>> BEGIN
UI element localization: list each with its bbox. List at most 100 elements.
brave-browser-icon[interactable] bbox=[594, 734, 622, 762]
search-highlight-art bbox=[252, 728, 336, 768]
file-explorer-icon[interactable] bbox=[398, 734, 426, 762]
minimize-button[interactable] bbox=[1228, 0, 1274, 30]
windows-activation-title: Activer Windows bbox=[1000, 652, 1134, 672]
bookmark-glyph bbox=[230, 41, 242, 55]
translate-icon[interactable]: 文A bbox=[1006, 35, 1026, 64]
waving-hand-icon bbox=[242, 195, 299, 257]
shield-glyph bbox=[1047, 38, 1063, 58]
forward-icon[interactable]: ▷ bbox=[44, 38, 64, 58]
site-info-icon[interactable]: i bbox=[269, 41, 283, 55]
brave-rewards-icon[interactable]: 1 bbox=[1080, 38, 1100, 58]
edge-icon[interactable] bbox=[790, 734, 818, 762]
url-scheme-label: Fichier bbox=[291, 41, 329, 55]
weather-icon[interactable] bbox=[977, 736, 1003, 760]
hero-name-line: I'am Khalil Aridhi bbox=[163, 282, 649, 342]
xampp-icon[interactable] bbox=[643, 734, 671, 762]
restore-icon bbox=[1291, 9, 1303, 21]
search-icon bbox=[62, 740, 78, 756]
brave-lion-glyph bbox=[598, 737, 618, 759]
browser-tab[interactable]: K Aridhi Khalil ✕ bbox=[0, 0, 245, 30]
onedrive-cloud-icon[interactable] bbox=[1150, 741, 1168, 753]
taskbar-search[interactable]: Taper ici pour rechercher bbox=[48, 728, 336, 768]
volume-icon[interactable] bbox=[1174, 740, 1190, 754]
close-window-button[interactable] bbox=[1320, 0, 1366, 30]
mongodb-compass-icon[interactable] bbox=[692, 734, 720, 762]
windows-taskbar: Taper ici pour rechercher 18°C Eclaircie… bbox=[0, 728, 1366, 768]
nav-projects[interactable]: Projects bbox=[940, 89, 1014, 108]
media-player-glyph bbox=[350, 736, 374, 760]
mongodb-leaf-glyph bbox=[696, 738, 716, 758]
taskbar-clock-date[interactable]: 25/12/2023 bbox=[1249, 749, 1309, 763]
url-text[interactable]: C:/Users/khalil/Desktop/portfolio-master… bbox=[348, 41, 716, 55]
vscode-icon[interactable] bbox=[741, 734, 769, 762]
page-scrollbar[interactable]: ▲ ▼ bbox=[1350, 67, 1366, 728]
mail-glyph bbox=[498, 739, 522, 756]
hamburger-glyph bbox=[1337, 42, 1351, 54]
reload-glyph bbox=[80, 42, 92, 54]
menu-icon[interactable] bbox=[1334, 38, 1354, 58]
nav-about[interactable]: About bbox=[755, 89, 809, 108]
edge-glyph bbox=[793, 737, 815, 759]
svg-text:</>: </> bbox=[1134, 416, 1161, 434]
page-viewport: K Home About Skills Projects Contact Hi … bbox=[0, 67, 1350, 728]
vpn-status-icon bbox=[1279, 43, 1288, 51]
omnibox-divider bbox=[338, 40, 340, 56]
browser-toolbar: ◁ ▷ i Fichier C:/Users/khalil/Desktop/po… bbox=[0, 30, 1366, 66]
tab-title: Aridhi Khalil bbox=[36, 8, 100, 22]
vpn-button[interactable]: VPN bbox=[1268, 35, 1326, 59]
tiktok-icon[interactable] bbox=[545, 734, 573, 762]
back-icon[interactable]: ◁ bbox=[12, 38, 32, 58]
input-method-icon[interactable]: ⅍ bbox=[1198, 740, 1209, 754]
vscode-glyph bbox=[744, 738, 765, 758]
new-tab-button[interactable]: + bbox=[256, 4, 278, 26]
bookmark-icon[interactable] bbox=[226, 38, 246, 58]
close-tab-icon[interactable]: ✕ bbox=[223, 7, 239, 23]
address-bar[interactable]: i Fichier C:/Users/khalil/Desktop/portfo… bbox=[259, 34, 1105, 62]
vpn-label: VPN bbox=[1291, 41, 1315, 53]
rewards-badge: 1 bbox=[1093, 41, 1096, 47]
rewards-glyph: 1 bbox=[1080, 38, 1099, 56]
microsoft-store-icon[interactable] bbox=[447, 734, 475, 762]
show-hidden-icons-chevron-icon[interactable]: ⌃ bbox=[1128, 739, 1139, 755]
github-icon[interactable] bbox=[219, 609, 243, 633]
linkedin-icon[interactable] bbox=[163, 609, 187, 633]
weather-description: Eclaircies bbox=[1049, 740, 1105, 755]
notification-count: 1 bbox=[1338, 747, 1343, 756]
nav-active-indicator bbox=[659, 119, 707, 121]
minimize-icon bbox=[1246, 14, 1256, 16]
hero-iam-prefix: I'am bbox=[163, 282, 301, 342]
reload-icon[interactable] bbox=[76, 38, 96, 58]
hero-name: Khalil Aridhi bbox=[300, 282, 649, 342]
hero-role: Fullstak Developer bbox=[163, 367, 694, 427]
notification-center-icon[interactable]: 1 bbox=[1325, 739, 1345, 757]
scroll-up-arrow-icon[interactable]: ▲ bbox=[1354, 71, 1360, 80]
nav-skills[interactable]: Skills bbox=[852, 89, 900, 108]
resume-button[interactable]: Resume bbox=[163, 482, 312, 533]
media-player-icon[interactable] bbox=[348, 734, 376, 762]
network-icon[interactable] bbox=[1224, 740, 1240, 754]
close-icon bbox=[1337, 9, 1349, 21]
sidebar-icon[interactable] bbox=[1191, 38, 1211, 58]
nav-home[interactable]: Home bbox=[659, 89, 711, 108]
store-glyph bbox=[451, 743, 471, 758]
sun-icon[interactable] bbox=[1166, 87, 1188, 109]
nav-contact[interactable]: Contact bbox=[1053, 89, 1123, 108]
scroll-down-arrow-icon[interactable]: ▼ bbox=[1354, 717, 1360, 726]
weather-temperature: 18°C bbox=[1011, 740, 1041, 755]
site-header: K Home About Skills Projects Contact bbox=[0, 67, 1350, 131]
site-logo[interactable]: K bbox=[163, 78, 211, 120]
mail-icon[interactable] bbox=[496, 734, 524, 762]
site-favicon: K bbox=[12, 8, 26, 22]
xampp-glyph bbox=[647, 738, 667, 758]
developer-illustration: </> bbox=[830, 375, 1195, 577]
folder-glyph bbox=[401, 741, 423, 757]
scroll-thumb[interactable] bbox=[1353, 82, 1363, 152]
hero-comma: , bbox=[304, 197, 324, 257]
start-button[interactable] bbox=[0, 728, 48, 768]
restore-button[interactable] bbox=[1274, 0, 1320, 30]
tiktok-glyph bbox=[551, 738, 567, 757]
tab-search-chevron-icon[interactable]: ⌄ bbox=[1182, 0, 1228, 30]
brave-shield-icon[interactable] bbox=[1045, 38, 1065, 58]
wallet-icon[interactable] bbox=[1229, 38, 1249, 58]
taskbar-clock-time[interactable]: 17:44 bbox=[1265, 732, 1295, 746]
>> END
### Task statement:
Switch every "interactable" in the lines above to "clickable" and reproduce all the lines otherwise unchanged.

### Exercise solution:
UI element localization: list each with its bbox. List at most 100 elements.
brave-browser-icon[clickable] bbox=[594, 734, 622, 762]
search-highlight-art bbox=[252, 728, 336, 768]
file-explorer-icon[clickable] bbox=[398, 734, 426, 762]
minimize-button[clickable] bbox=[1228, 0, 1274, 30]
windows-activation-title: Activer Windows bbox=[1000, 652, 1134, 672]
bookmark-glyph bbox=[230, 41, 242, 55]
translate-icon[clickable]: 文A bbox=[1006, 35, 1026, 64]
waving-hand-icon bbox=[242, 195, 299, 257]
shield-glyph bbox=[1047, 38, 1063, 58]
forward-icon[clickable]: ▷ bbox=[44, 38, 64, 58]
site-info-icon[clickable]: i bbox=[269, 41, 283, 55]
brave-rewards-icon[clickable]: 1 bbox=[1080, 38, 1100, 58]
edge-icon[clickable] bbox=[790, 734, 818, 762]
url-scheme-label: Fichier bbox=[291, 41, 329, 55]
weather-icon[clickable] bbox=[977, 736, 1003, 760]
hero-name-line: I'am Khalil Aridhi bbox=[163, 282, 649, 342]
xampp-icon[clickable] bbox=[643, 734, 671, 762]
restore-icon bbox=[1291, 9, 1303, 21]
search-icon bbox=[62, 740, 78, 756]
brave-lion-glyph bbox=[598, 737, 618, 759]
browser-tab[clickable]: K Aridhi Khalil ✕ bbox=[0, 0, 245, 30]
onedrive-cloud-icon[clickable] bbox=[1150, 741, 1168, 753]
taskbar-search[clickable]: Taper ici pour rechercher bbox=[48, 728, 336, 768]
volume-icon[clickable] bbox=[1174, 740, 1190, 754]
close-window-button[clickable] bbox=[1320, 0, 1366, 30]
mongodb-compass-icon[clickable] bbox=[692, 734, 720, 762]
windows-taskbar: Taper ici pour rechercher 18°C Eclaircie… bbox=[0, 728, 1366, 768]
nav-projects[clickable]: Projects bbox=[940, 89, 1014, 108]
media-player-glyph bbox=[350, 736, 374, 760]
mongodb-leaf-glyph bbox=[696, 738, 716, 758]
taskbar-clock-date[clickable]: 25/12/2023 bbox=[1249, 749, 1309, 763]
url-text[clickable]: C:/Users/khalil/Desktop/portfolio-master… bbox=[348, 41, 716, 55]
vscode-icon[clickable] bbox=[741, 734, 769, 762]
page-scrollbar[clickable]: ▲ ▼ bbox=[1350, 67, 1366, 728]
mail-glyph bbox=[498, 739, 522, 756]
hamburger-glyph bbox=[1337, 42, 1351, 54]
reload-glyph bbox=[80, 42, 92, 54]
menu-icon[clickable] bbox=[1334, 38, 1354, 58]
nav-about[clickable]: About bbox=[755, 89, 809, 108]
edge-glyph bbox=[793, 737, 815, 759]
svg-text:</>: </> bbox=[1134, 416, 1161, 434]
page-viewport: K Home About Skills Projects Contact Hi … bbox=[0, 67, 1350, 728]
vpn-status-icon bbox=[1279, 43, 1288, 51]
omnibox-divider bbox=[338, 40, 340, 56]
browser-toolbar: ◁ ▷ i Fichier C:/Users/khalil/Desktop/po… bbox=[0, 30, 1366, 66]
tab-title: Aridhi Khalil bbox=[36, 8, 100, 22]
vpn-button[clickable]: VPN bbox=[1268, 35, 1326, 59]
tiktok-icon[clickable] bbox=[545, 734, 573, 762]
back-icon[clickable]: ◁ bbox=[12, 38, 32, 58]
input-method-icon[clickable]: ⅍ bbox=[1198, 740, 1209, 754]
vscode-glyph bbox=[744, 738, 765, 758]
new-tab-button[clickable]: + bbox=[256, 4, 278, 26]
bookmark-icon[clickable] bbox=[226, 38, 246, 58]
close-tab-icon[clickable]: ✕ bbox=[223, 7, 239, 23]
address-bar[clickable]: i Fichier C:/Users/khalil/Desktop/portfo… bbox=[259, 34, 1105, 62]
vpn-label: VPN bbox=[1291, 41, 1315, 53]
rewards-badge: 1 bbox=[1093, 41, 1096, 47]
rewards-glyph: 1 bbox=[1080, 38, 1099, 56]
microsoft-store-icon[clickable] bbox=[447, 734, 475, 762]
show-hidden-icons-chevron-icon[clickable]: ⌃ bbox=[1128, 739, 1139, 755]
github-icon[clickable] bbox=[219, 609, 243, 633]
linkedin-icon[clickable] bbox=[163, 609, 187, 633]
weather-description: Eclaircies bbox=[1049, 740, 1105, 755]
notification-count: 1 bbox=[1338, 747, 1343, 756]
nav-active-indicator bbox=[659, 119, 707, 121]
minimize-icon bbox=[1246, 14, 1256, 16]
hero-iam-prefix: I'am bbox=[163, 282, 301, 342]
reload-icon[clickable] bbox=[76, 38, 96, 58]
hero-name: Khalil Aridhi bbox=[300, 282, 649, 342]
hero-role: Fullstak Developer bbox=[163, 367, 694, 427]
notification-center-icon[clickable]: 1 bbox=[1325, 739, 1345, 757]
scroll-up-arrow-icon[clickable]: ▲ bbox=[1354, 71, 1360, 80]
nav-skills[clickable]: Skills bbox=[852, 89, 900, 108]
resume-button[clickable]: Resume bbox=[163, 482, 312, 533]
media-player-icon[clickable] bbox=[348, 734, 376, 762]
network-icon[clickable] bbox=[1224, 740, 1240, 754]
close-icon bbox=[1337, 9, 1349, 21]
sidebar-icon[clickable] bbox=[1191, 38, 1211, 58]
nav-home[clickable]: Home bbox=[659, 89, 711, 108]
store-glyph bbox=[451, 743, 471, 758]
sun-icon[clickable] bbox=[1166, 87, 1188, 109]
nav-contact[clickable]: Contact bbox=[1053, 89, 1123, 108]
scroll-down-arrow-icon[clickable]: ▼ bbox=[1354, 717, 1360, 726]
weather-temperature: 18°C bbox=[1011, 740, 1041, 755]
site-header: K Home About Skills Projects Contact bbox=[0, 67, 1350, 131]
site-logo[clickable]: K bbox=[163, 78, 211, 120]
mail-icon[clickable] bbox=[496, 734, 524, 762]
site-favicon: K bbox=[12, 8, 26, 22]
xampp-glyph bbox=[647, 738, 667, 758]
developer-illustration: </> bbox=[830, 375, 1195, 577]
folder-glyph bbox=[401, 741, 423, 757]
scroll-thumb[clickable] bbox=[1353, 82, 1363, 152]
hero-comma: , bbox=[304, 197, 324, 257]
start-button[clickable] bbox=[0, 728, 48, 768]
restore-button[clickable] bbox=[1274, 0, 1320, 30]
tiktok-glyph bbox=[551, 738, 567, 757]
tab-search-chevron-icon[clickable]: ⌄ bbox=[1182, 0, 1228, 30]
brave-shield-icon[clickable] bbox=[1045, 38, 1065, 58]
wallet-icon[clickable] bbox=[1229, 38, 1249, 58]
taskbar-clock-time[clickable]: 17:44 bbox=[1265, 732, 1295, 746]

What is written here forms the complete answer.